__Request__.
Once the pictures are set aside, transcribe the remaining data exactly.

(Figure dataset records)
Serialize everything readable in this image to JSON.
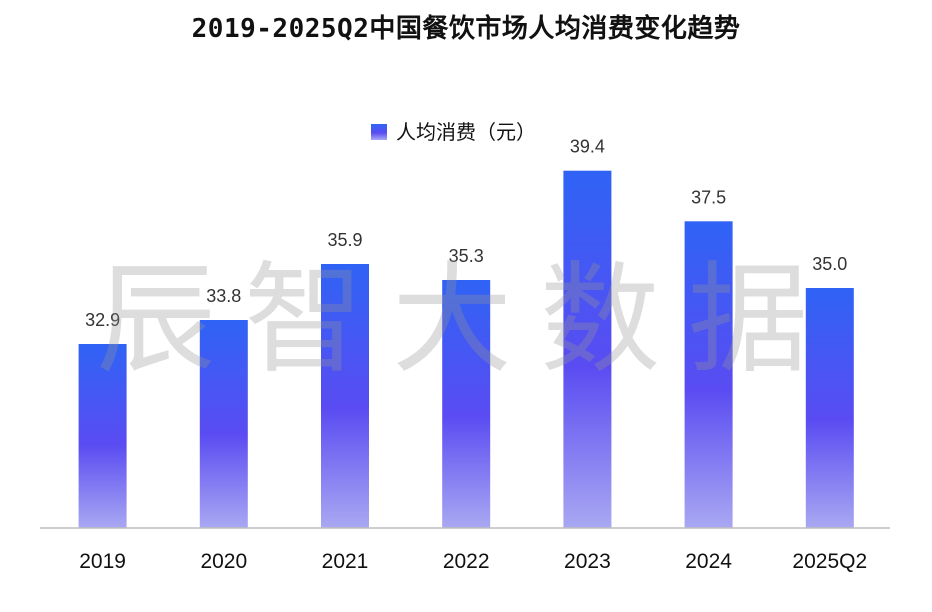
{
  "title": "2019-2025Q2中国餐饮市场人均消费变化趋势",
  "watermark": "辰智大数据",
  "colors": {
    "bar_top": "#2f63f5",
    "bar_mid": "#5a4cf2",
    "bar_bottom": "#a9a8f2",
    "axis": "#bdbdbd"
  },
  "chart_data": {
    "type": "bar",
    "categories": [
      "2019",
      "2020",
      "2021",
      "2022",
      "2023",
      "2024",
      "2025Q2"
    ],
    "series": [
      {
        "name": "人均消费（元）",
        "values": [
          32.9,
          33.8,
          35.9,
          35.3,
          39.4,
          37.5,
          35.0
        ],
        "labels": [
          "32.9",
          "33.8",
          "35.9",
          "35.3",
          "39.4",
          "37.5",
          "35.0"
        ]
      }
    ],
    "title": "2019-2025Q2中国餐饮市场人均消费变化趋势",
    "legend_position": "top-center",
    "grid": false,
    "ylim": [
      26,
      41
    ],
    "xlabel": "",
    "ylabel": ""
  }
}
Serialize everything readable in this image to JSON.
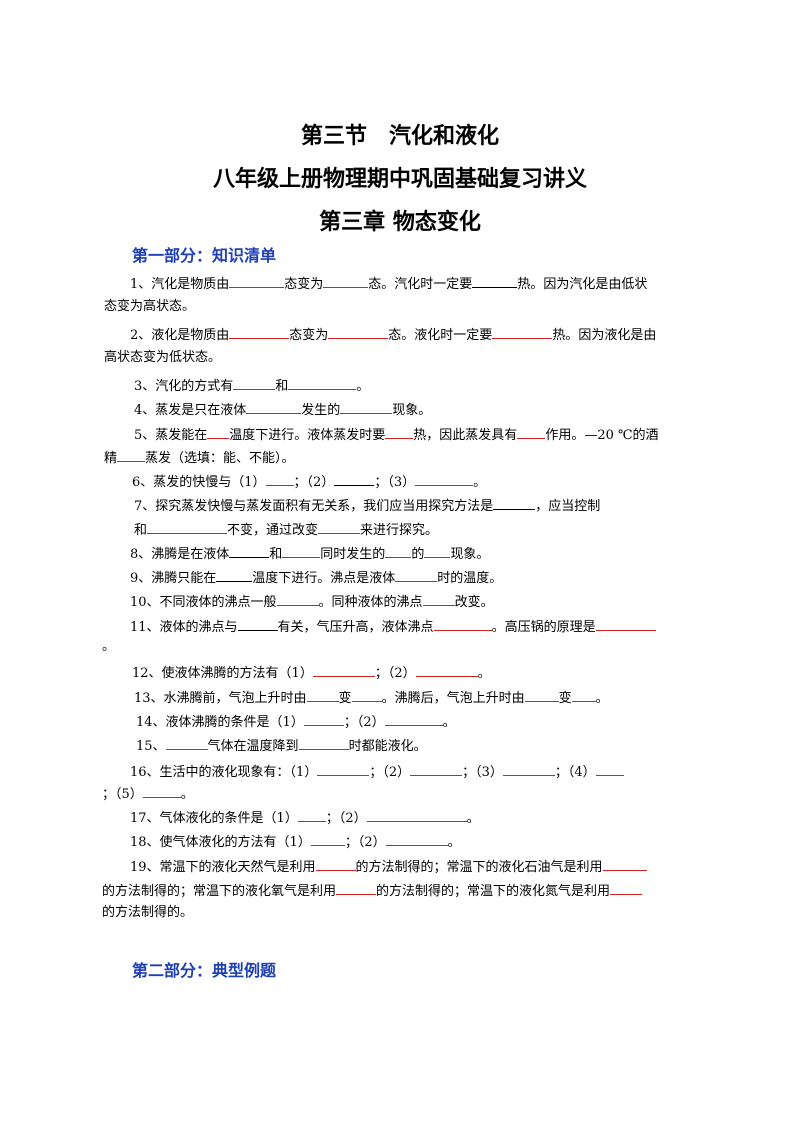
{
  "titles": {
    "t1": "第三节　汽化和液化",
    "t2": "八年级上册物理期中巩固基础复习讲义",
    "t3": "第三章 物态变化"
  },
  "sections": {
    "s1": "第一部分：知识清单",
    "s2": "第二部分：典型例题"
  },
  "q": {
    "q1": {
      "a": "1、汽化是物质由",
      "b": "态变为",
      "c": "态。汽化时一定要",
      "d": "热。因为汽化是由低状",
      "e": "态变为高状态。"
    },
    "q2": {
      "a": "2、液化是物质由",
      "b": "态变为",
      "c": "态。液化时一定要",
      "d": "热。因为液化是由",
      "e": "高状态变为低状态。"
    },
    "q3": {
      "a": "3、汽化的方式有",
      "b": "和",
      "c": "。"
    },
    "q4": {
      "a": "4、蒸发是只在液体",
      "b": "发生的",
      "c": "现象。"
    },
    "q5": {
      "a": "5、蒸发能在",
      "b": "温度下进行。液体蒸发时要",
      "c": "热，因此蒸发具有",
      "d": "作用。—20 ℃的酒",
      "e": "精",
      "f": "蒸发（选填：能、不能）。"
    },
    "q6": {
      "a": "6、蒸发的快慢与（1）",
      "b": "；（2）",
      "c": "；（3）",
      "d": "。"
    },
    "q7": {
      "a": "7、探究蒸发快慢与蒸发面积有无关系，我们应当用探究方法是",
      "b": "，应当控制",
      "c": "和",
      "d": "不变，通过改变",
      "e": "来进行探究。"
    },
    "q8": {
      "a": "8、沸腾是在液体",
      "b": "和",
      "c": "同时发生的",
      "d": "的",
      "e": "现象。"
    },
    "q9": {
      "a": "9、沸腾只能在",
      "b": "温度下进行。沸点是液体",
      "c": "时的温度。"
    },
    "q10": {
      "a": "10、不同液体的沸点一般",
      "b": "。同种液体的沸点",
      "c": "改变。"
    },
    "q11": {
      "a": "11、液体的沸点与",
      "b": "有关，气压升高，液体沸点",
      "c": "。高压锅的原理是",
      "d": "。"
    },
    "q12": {
      "a": "12、使液体沸腾的方法有（1）",
      "b": "；（2）",
      "c": "。"
    },
    "q13": {
      "a": "13、水沸腾前，气泡上升时由",
      "b": "变",
      "c": "。沸腾后，气泡上升时由",
      "d": "变",
      "e": "。"
    },
    "q14": {
      "a": "14、液体沸腾的条件是（1）",
      "b": "；（2）",
      "c": "。"
    },
    "q15": {
      "a": "15、",
      "b": "气体在温度降到",
      "c": "时都能液化。"
    },
    "q16": {
      "a": "16、生活中的液化现象有：（1）",
      "b": "；（2）",
      "c": "；（3）",
      "d": "；（4）",
      "e": "；（5）",
      "f": "。"
    },
    "q17": {
      "a": "17、气体液化的条件是（1）",
      "b": "；（2）",
      "c": "。"
    },
    "q18": {
      "a": "18、使气体液化的方法有（1）",
      "b": "；（2）",
      "c": "。"
    },
    "q19": {
      "a": "19、常温下的液化天然气是利用",
      "b": "的方法制得的；常温下的液化石油气是利用",
      "c": "的方法制得的；常温下的液化氧气是利用",
      "d": "的方法制得的；常温下的液化氮气是利用",
      "e": "的方法制得的。"
    }
  }
}
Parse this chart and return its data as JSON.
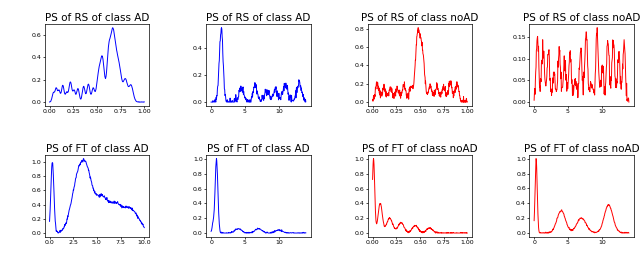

__Exercise answer__.
Serialize everything readable in this image to JSON.
{
  "title": "2019-2025Q2中国餐饮市场人均消费变化趋势",
  "watermark": "辰智大数据",
  "colors": {
    "bar_top": "#2f63f5",
    "bar_mid": "#5a4cf2",
    "bar_bottom": "#a9a8f2",
    "axis": "#bdbdbd"
  },
  "chart_data": {
    "type": "bar",
    "categories": [
      "2019",
      "2020",
      "2021",
      "2022",
      "2023",
      "2024",
      "2025Q2"
    ],
    "series": [
      {
        "name": "人均消费（元）",
        "values": [
          32.9,
          33.8,
          35.9,
          35.3,
          39.4,
          37.5,
          35.0
        ],
        "labels": [
          "32.9",
          "33.8",
          "35.9",
          "35.3",
          "39.4",
          "37.5",
          "35.0"
        ]
      }
    ],
    "title": "2019-2025Q2中国餐饮市场人均消费变化趋势",
    "legend_position": "top-center",
    "grid": false,
    "ylim": [
      26,
      41
    ],
    "xlabel": "",
    "ylabel": ""
  }
}
Serialize everything readable in this image to JSON.
{
  "titles": {
    "t1": "第三节　汽化和液化",
    "t2": "八年级上册物理期中巩固基础复习讲义",
    "t3": "第三章 物态变化"
  },
  "sections": {
    "s1": "第一部分：知识清单",
    "s2": "第二部分：典型例题"
  },
  "q": {
    "q1": {
      "a": "1、汽化是物质由",
      "b": "态变为",
      "c": "态。汽化时一定要",
      "d": "热。因为汽化是由低状",
      "e": "态变为高状态。"
    },
    "q2": {
      "a": "2、液化是物质由",
      "b": "态变为",
      "c": "态。液化时一定要",
      "d": "热。因为液化是由",
      "e": "高状态变为低状态。"
    },
    "q3": {
      "a": "3、汽化的方式有",
      "b": "和",
      "c": "。"
    },
    "q4": {
      "a": "4、蒸发是只在液体",
      "b": "发生的",
      "c": "现象。"
    },
    "q5": {
      "a": "5、蒸发能在",
      "b": "温度下进行。液体蒸发时要",
      "c": "热，因此蒸发具有",
      "d": "作用。—20 ℃的酒",
      "e": "精",
      "f": "蒸发（选填：能、不能）。"
    },
    "q6": {
      "a": "6、蒸发的快慢与（1）",
      "b": "；（2）",
      "c": "；（3）",
      "d": "。"
    },
    "q7": {
      "a": "7、探究蒸发快慢与蒸发面积有无关系，我们应当用探究方法是",
      "b": "，应当控制",
      "c": "和",
      "d": "不变，通过改变",
      "e": "来进行探究。"
    },
    "q8": {
      "a": "8、沸腾是在液体",
      "b": "和",
      "c": "同时发生的",
      "d": "的",
      "e": "现象。"
    },
    "q9": {
      "a": "9、沸腾只能在",
      "b": "温度下进行。沸点是液体",
      "c": "时的温度。"
    },
    "q10": {
      "a": "10、不同液体的沸点一般",
      "b": "。同种液体的沸点",
      "c": "改变。"
    },
    "q11": {
      "a": "11、液体的沸点与",
      "b": "有关，气压升高，液体沸点",
      "c": "。高压锅的原理是",
      "d": "。"
    },
    "q12": {
      "a": "12、使液体沸腾的方法有（1）",
      "b": "；（2）",
      "c": "。"
    },
    "q13": {
      "a": "13、水沸腾前，气泡上升时由",
      "b": "变",
      "c": "。沸腾后，气泡上升时由",
      "d": "变",
      "e": "。"
    },
    "q14": {
      "a": "14、液体沸腾的条件是（1）",
      "b": "；（2）",
      "c": "。"
    },
    "q15": {
      "a": "15、",
      "b": "气体在温度降到",
      "c": "时都能液化。"
    },
    "q16": {
      "a": "16、生活中的液化现象有：（1）",
      "b": "；（2）",
      "c": "；（3）",
      "d": "；（4）",
      "e": "；（5）",
      "f": "。"
    },
    "q17": {
      "a": "17、气体液化的条件是（1）",
      "b": "；（2）",
      "c": "。"
    },
    "q18": {
      "a": "18、使气体液化的方法有（1）",
      "b": "；（2）",
      "c": "。"
    },
    "q19": {
      "a": "19、常温下的液化天然气是利用",
      "b": "的方法制得的；常温下的液化石油气是利用",
      "c": "的方法制得的；常温下的液化氧气是利用",
      "d": "的方法制得的；常温下的液化氮气是利用",
      "e": "的方法制得的。"
    }
  }
}
Parse this chart and return its data as JSON.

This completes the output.